[Data excerpts]
-------
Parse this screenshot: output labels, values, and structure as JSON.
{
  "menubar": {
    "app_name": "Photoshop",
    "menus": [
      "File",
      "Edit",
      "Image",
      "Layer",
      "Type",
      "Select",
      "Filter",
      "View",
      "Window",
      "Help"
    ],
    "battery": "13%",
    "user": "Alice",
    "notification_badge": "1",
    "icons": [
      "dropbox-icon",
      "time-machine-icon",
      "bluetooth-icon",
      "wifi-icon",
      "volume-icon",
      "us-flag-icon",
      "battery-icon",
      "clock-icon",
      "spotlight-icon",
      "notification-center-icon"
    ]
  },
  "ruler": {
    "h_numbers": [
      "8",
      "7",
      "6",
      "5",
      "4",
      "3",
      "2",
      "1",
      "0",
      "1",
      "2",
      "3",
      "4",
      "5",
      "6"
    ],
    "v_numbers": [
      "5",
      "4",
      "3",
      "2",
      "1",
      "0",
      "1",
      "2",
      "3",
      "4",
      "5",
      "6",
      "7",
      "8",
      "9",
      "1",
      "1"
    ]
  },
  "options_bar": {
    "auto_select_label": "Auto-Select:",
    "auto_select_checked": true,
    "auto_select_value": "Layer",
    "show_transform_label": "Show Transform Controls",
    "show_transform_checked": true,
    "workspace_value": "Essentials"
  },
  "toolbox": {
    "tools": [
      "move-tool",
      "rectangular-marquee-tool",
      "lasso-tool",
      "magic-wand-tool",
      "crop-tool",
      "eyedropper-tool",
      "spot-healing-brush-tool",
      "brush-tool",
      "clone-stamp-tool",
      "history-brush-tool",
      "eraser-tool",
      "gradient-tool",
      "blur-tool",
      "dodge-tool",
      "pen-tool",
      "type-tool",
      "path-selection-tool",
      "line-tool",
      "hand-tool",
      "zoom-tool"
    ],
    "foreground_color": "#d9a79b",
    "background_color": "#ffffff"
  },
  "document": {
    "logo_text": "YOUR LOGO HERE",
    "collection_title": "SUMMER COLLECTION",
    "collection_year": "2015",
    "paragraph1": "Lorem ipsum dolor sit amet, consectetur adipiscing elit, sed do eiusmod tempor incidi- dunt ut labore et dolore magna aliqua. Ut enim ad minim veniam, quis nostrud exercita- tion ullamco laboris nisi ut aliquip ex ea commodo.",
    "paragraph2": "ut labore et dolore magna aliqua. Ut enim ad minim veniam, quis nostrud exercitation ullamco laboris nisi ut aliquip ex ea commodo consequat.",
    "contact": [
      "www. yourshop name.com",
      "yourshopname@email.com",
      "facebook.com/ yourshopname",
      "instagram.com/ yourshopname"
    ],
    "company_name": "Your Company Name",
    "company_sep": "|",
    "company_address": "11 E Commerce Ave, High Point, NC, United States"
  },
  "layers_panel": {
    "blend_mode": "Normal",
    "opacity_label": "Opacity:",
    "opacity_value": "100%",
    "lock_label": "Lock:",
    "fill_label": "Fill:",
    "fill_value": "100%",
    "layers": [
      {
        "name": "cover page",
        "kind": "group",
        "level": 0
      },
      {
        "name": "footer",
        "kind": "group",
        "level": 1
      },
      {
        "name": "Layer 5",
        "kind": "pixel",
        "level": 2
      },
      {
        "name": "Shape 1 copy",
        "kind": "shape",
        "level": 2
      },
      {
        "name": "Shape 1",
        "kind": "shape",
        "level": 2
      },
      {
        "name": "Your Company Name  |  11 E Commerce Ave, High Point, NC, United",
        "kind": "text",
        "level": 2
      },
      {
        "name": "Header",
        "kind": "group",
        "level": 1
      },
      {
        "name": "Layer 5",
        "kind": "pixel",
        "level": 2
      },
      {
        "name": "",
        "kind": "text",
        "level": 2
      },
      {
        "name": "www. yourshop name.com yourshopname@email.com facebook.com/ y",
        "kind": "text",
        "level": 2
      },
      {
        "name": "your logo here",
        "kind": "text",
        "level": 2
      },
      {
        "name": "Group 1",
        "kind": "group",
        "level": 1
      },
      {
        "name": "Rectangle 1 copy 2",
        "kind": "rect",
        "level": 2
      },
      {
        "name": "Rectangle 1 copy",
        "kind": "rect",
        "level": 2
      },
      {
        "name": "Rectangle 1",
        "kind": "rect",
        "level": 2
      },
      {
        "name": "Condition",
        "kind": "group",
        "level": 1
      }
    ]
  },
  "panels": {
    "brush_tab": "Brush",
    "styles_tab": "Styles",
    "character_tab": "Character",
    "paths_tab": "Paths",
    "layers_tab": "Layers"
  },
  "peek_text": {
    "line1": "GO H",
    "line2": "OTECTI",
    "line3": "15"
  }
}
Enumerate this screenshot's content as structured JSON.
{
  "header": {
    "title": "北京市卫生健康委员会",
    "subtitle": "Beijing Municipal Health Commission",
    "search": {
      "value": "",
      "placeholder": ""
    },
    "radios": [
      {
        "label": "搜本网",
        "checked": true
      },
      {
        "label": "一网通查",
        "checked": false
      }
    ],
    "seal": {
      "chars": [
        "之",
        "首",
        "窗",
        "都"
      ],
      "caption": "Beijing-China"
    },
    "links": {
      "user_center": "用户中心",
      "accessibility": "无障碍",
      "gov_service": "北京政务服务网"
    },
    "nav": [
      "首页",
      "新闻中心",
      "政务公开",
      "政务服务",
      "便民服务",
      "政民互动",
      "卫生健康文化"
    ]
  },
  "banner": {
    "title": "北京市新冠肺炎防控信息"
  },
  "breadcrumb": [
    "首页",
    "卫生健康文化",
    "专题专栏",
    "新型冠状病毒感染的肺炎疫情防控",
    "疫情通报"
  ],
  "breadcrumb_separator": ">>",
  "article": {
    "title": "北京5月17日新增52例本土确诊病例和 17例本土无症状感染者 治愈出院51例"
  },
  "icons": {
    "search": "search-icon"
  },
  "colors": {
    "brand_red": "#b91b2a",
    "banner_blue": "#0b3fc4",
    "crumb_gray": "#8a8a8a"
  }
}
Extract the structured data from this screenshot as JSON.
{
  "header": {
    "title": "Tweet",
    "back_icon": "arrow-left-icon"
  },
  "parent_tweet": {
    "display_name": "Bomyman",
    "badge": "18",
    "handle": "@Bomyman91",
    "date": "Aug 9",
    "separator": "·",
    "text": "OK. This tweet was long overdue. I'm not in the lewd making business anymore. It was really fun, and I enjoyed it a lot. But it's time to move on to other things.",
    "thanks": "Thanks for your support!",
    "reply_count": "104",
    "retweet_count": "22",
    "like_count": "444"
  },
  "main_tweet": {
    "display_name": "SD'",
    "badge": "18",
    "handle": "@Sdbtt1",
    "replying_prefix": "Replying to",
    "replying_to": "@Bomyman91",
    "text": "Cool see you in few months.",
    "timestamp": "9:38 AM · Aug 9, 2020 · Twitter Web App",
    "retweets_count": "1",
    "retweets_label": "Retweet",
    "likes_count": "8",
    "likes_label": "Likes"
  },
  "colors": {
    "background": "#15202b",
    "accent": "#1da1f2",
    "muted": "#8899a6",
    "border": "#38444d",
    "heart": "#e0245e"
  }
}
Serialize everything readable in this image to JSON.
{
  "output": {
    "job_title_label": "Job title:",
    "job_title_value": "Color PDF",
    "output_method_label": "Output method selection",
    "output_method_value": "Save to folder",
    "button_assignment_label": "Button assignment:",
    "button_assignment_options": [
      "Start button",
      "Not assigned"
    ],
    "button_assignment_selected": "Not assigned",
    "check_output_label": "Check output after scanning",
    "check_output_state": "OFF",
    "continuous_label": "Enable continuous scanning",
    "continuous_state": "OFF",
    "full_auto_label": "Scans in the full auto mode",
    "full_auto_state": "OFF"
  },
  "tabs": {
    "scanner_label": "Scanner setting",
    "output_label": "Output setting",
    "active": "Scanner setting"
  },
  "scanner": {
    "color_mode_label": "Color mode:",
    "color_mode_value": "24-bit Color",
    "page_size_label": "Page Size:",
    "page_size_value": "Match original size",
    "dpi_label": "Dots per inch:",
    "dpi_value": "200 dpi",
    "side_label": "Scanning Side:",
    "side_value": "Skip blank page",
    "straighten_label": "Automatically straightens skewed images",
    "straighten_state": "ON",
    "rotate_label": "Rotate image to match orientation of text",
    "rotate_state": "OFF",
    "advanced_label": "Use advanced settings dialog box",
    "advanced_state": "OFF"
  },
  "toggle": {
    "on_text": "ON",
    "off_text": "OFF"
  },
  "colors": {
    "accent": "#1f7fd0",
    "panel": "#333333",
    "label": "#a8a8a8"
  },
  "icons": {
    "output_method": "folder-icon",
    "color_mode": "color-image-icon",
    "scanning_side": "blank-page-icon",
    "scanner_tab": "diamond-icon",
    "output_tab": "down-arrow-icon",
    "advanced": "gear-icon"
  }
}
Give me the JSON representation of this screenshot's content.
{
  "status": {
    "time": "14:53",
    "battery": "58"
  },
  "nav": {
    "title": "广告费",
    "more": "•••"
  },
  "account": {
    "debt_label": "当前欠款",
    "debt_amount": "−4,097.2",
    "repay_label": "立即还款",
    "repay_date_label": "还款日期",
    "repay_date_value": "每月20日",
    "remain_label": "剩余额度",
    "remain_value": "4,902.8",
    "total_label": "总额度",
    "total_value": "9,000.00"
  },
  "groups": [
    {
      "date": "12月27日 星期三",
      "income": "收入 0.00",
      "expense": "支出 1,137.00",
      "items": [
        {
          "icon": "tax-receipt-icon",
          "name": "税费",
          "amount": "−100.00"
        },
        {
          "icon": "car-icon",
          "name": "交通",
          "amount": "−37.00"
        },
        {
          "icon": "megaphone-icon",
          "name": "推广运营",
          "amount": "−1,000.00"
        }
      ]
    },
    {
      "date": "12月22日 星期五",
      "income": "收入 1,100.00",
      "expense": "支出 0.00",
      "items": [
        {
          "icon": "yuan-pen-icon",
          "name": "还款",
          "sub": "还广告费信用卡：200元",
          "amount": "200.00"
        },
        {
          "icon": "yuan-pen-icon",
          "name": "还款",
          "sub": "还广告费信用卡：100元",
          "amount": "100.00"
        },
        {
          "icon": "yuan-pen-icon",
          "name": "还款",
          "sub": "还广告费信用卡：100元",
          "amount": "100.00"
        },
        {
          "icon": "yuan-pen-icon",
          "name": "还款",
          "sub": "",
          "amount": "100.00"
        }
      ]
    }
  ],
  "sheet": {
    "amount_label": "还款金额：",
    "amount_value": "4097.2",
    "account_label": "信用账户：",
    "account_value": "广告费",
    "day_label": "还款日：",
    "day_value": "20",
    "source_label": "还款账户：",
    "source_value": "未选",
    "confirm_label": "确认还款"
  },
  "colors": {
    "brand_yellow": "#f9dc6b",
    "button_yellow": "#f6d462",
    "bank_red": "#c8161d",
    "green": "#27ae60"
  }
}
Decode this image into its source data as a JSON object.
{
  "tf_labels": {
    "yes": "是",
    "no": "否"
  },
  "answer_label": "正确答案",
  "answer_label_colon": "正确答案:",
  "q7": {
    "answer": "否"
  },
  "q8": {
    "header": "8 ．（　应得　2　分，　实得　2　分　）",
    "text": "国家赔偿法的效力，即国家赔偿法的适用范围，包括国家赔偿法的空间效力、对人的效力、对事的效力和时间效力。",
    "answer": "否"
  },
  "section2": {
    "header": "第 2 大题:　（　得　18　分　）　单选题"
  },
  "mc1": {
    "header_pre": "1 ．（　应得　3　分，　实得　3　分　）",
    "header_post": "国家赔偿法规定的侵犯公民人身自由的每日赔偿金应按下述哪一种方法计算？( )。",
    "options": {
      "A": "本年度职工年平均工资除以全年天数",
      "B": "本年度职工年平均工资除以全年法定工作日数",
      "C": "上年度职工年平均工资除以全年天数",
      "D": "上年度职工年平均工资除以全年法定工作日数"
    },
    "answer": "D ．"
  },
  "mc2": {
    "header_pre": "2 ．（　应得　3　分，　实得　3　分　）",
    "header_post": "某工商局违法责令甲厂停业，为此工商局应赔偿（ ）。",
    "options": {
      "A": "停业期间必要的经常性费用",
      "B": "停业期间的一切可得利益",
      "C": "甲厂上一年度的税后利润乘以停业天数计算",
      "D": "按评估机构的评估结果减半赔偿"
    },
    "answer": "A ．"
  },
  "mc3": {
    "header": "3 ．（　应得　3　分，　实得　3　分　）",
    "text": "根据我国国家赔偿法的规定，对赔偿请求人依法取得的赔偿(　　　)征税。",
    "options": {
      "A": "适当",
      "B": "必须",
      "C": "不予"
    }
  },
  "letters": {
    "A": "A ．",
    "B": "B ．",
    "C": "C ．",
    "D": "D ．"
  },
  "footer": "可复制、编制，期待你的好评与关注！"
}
-------
* _What you are asked to do_
Determine the number of lines in the data that contain "enim" as a word or string, and state only that number.

* _Result of the task_
2